Data listing
start

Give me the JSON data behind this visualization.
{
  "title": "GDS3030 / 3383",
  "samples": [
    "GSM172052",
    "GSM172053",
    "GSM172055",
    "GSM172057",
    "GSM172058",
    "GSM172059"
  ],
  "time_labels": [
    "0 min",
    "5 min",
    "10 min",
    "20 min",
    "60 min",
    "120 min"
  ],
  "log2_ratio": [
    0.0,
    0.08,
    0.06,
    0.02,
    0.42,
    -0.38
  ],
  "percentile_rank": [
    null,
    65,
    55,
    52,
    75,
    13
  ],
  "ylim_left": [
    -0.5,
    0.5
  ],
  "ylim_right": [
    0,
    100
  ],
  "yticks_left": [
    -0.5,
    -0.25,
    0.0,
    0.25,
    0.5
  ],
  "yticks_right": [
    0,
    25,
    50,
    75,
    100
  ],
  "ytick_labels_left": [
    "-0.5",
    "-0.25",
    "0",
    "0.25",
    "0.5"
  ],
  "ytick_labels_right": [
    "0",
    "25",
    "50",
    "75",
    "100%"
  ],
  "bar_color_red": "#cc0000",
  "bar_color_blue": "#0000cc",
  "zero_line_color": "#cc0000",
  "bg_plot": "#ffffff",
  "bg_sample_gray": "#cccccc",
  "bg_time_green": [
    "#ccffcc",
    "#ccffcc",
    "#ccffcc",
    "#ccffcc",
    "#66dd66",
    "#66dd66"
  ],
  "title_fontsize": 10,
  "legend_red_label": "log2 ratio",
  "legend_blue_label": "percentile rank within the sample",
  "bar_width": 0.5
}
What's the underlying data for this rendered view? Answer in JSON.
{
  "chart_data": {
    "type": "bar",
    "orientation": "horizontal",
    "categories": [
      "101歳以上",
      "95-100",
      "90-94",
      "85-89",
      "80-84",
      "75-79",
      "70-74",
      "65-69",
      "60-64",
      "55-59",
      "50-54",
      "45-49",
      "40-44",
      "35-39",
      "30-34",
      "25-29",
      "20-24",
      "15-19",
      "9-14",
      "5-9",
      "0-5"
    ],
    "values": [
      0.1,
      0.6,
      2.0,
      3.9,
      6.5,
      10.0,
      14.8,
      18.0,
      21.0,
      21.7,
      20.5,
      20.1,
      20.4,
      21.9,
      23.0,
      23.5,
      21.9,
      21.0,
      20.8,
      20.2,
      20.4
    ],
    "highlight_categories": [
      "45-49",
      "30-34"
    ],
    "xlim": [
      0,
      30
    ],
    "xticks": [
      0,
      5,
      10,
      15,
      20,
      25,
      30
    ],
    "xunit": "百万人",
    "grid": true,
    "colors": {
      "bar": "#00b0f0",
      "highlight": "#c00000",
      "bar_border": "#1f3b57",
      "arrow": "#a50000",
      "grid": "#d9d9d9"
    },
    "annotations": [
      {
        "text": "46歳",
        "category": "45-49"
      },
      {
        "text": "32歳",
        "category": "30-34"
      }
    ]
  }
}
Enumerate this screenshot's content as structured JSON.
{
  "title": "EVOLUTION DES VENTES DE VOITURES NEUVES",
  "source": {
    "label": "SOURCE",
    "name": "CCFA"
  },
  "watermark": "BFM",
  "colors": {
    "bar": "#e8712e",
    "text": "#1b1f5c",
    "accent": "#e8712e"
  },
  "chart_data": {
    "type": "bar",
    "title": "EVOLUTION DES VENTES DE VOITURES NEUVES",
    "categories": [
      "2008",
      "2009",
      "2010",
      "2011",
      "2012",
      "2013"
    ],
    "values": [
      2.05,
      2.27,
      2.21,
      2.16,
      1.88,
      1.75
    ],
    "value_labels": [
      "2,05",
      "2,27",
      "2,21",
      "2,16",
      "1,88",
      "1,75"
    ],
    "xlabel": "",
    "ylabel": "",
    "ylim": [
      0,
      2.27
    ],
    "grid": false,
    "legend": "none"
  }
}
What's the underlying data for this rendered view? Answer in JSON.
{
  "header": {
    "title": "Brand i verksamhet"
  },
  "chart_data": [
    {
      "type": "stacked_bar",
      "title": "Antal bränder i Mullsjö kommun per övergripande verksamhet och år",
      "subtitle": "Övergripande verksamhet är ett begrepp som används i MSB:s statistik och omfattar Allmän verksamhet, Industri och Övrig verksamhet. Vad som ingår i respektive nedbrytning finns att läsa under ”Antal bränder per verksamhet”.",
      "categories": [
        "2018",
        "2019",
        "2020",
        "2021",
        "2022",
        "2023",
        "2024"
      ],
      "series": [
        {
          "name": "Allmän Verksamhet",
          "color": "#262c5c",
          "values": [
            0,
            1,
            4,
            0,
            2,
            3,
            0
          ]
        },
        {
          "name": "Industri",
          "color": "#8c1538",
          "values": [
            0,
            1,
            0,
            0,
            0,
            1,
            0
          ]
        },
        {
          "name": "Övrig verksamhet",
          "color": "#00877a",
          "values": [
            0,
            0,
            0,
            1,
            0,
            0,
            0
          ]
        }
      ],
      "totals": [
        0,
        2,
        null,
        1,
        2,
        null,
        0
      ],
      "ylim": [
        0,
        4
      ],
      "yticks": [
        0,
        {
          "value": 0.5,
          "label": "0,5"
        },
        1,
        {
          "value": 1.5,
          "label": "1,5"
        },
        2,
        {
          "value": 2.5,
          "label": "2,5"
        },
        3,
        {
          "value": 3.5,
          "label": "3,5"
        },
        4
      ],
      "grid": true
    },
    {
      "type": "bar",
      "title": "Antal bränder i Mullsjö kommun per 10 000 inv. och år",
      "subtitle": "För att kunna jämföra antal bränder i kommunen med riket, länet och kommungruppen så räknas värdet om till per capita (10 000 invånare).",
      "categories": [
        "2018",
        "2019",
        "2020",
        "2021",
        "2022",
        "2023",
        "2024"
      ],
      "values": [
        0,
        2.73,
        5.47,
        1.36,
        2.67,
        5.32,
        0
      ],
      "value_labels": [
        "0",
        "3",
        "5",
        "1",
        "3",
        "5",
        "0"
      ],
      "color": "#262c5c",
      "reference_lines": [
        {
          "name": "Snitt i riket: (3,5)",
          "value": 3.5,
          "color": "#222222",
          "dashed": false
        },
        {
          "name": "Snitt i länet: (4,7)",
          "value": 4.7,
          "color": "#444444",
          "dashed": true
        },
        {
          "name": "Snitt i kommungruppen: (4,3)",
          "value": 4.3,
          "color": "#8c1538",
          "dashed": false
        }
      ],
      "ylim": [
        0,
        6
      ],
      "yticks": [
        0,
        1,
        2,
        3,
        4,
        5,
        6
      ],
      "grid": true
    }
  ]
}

end

= What is required =
Using the entries above, please restate each one word for word.

= Final result =
Give me the JSON data behind this visualization.
{
  "title": "GDS3030 / 3383",
  "samples": [
    "GSM172052",
    "GSM172053",
    "GSM172055",
    "GSM172057",
    "GSM172058",
    "GSM172059"
  ],
  "time_labels": [
    "0 min",
    "5 min",
    "10 min",
    "20 min",
    "60 min",
    "120 min"
  ],
  "log2_ratio": [
    0.0,
    0.08,
    0.06,
    0.02,
    0.42,
    -0.38
  ],
  "percentile_rank": [
    null,
    65,
    55,
    52,
    75,
    13
  ],
  "ylim_left": [
    -0.5,
    0.5
  ],
  "ylim_right": [
    0,
    100
  ],
  "yticks_left": [
    -0.5,
    -0.25,
    0.0,
    0.25,
    0.5
  ],
  "yticks_right": [
    0,
    25,
    50,
    75,
    100
  ],
  "ytick_labels_left": [
    "-0.5",
    "-0.25",
    "0",
    "0.25",
    "0.5"
  ],
  "ytick_labels_right": [
    "0",
    "25",
    "50",
    "75",
    "100%"
  ],
  "bar_color_red": "#cc0000",
  "bar_color_blue": "#0000cc",
  "zero_line_color": "#cc0000",
  "bg_plot": "#ffffff",
  "bg_sample_gray": "#cccccc",
  "bg_time_green": [
    "#ccffcc",
    "#ccffcc",
    "#ccffcc",
    "#ccffcc",
    "#66dd66",
    "#66dd66"
  ],
  "title_fontsize": 10,
  "legend_red_label": "log2 ratio",
  "legend_blue_label": "percentile rank within the sample",
  "bar_width": 0.5
}
What's the underlying data for this rendered view? Answer in JSON.
{
  "chart_data": {
    "type": "bar",
    "orientation": "horizontal",
    "categories": [
      "101歳以上",
      "95-100",
      "90-94",
      "85-89",
      "80-84",
      "75-79",
      "70-74",
      "65-69",
      "60-64",
      "55-59",
      "50-54",
      "45-49",
      "40-44",
      "35-39",
      "30-34",
      "25-29",
      "20-24",
      "15-19",
      "9-14",
      "5-9",
      "0-5"
    ],
    "values": [
      0.1,
      0.6,
      2.0,
      3.9,
      6.5,
      10.0,
      14.8,
      18.0,
      21.0,
      21.7,
      20.5,
      20.1,
      20.4,
      21.9,
      23.0,
      23.5,
      21.9,
      21.0,
      20.8,
      20.2,
      20.4
    ],
    "highlight_categories": [
      "45-49",
      "30-34"
    ],
    "xlim": [
      0,
      30
    ],
    "xticks": [
      0,
      5,
      10,
      15,
      20,
      25,
      30
    ],
    "xunit": "百万人",
    "grid": true,
    "colors": {
      "bar": "#00b0f0",
      "highlight": "#c00000",
      "bar_border": "#1f3b57",
      "arrow": "#a50000",
      "grid": "#d9d9d9"
    },
    "annotations": [
      {
        "text": "46歳",
        "category": "45-49"
      },
      {
        "text": "32歳",
        "category": "30-34"
      }
    ]
  }
}
Enumerate this screenshot's content as structured JSON.
{
  "title": "EVOLUTION DES VENTES DE VOITURES NEUVES",
  "source": {
    "label": "SOURCE",
    "name": "CCFA"
  },
  "watermark": "BFM",
  "colors": {
    "bar": "#e8712e",
    "text": "#1b1f5c",
    "accent": "#e8712e"
  },
  "chart_data": {
    "type": "bar",
    "title": "EVOLUTION DES VENTES DE VOITURES NEUVES",
    "categories": [
      "2008",
      "2009",
      "2010",
      "2011",
      "2012",
      "2013"
    ],
    "values": [
      2.05,
      2.27,
      2.21,
      2.16,
      1.88,
      1.75
    ],
    "value_labels": [
      "2,05",
      "2,27",
      "2,21",
      "2,16",
      "1,88",
      "1,75"
    ],
    "xlabel": "",
    "ylabel": "",
    "ylim": [
      0,
      2.27
    ],
    "grid": false,
    "legend": "none"
  }
}
What's the underlying data for this rendered view? Answer in JSON.
{
  "header": {
    "title": "Brand i verksamhet"
  },
  "chart_data": [
    {
      "type": "stacked_bar",
      "title": "Antal bränder i Mullsjö kommun per övergripande verksamhet och år",
      "subtitle": "Övergripande verksamhet är ett begrepp som används i MSB:s statistik och omfattar Allmän verksamhet, Industri och Övrig verksamhet. Vad som ingår i respektive nedbrytning finns att läsa under ”Antal bränder per verksamhet”.",
      "categories": [
        "2018",
        "2019",
        "2020",
        "2021",
        "2022",
        "2023",
        "2024"
      ],
      "series": [
        {
          "name": "Allmän Verksamhet",
          "color": "#262c5c",
          "values": [
            0,
            1,
            4,
            0,
            2,
            3,
            0
          ]
        },
        {
          "name": "Industri",
          "color": "#8c1538",
          "values": [
            0,
            1,
            0,
            0,
            0,
            1,
            0
          ]
        },
        {
          "name": "Övrig verksamhet",
          "color": "#00877a",
          "values": [
            0,
            0,
            0,
            1,
            0,
            0,
            0
          ]
        }
      ],
      "totals": [
        0,
        2,
        null,
        1,
        2,
        null,
        0
      ],
      "ylim": [
        0,
        4
      ],
      "yticks": [
        0,
        {
          "value": 0.5,
          "label": "0,5"
        },
        1,
        {
          "value": 1.5,
          "label": "1,5"
        },
        2,
        {
          "value": 2.5,
          "label": "2,5"
        },
        3,
        {
          "value": 3.5,
          "label": "3,5"
        },
        4
      ],
      "grid": true
    },
    {
      "type": "bar",
      "title": "Antal bränder i Mullsjö kommun per 10 000 inv. och år",
      "subtitle": "För att kunna jämföra antal bränder i kommunen med riket, länet och kommungruppen så räknas värdet om till per capita (10 000 invånare).",
      "categories": [
        "2018",
        "2019",
        "2020",
        "2021",
        "2022",
        "2023",
        "2024"
      ],
      "values": [
        0,
        2.73,
        5.47,
        1.36,
        2.67,
        5.32,
        0
      ],
      "value_labels": [
        "0",
        "3",
        "5",
        "1",
        "3",
        "5",
        "0"
      ],
      "color": "#262c5c",
      "reference_lines": [
        {
          "name": "Snitt i riket: (3,5)",
          "value": 3.5,
          "color": "#222222",
          "dashed": false
        },
        {
          "name": "Snitt i länet: (4,7)",
          "value": 4.7,
          "color": "#444444",
          "dashed": true
        },
        {
          "name": "Snitt i kommungruppen: (4,3)",
          "value": 4.3,
          "color": "#8c1538",
          "dashed": false
        }
      ],
      "ylim": [
        0,
        6
      ],
      "yticks": [
        0,
        1,
        2,
        3,
        4,
        5,
        6
      ],
      "grid": true
    }
  ]
}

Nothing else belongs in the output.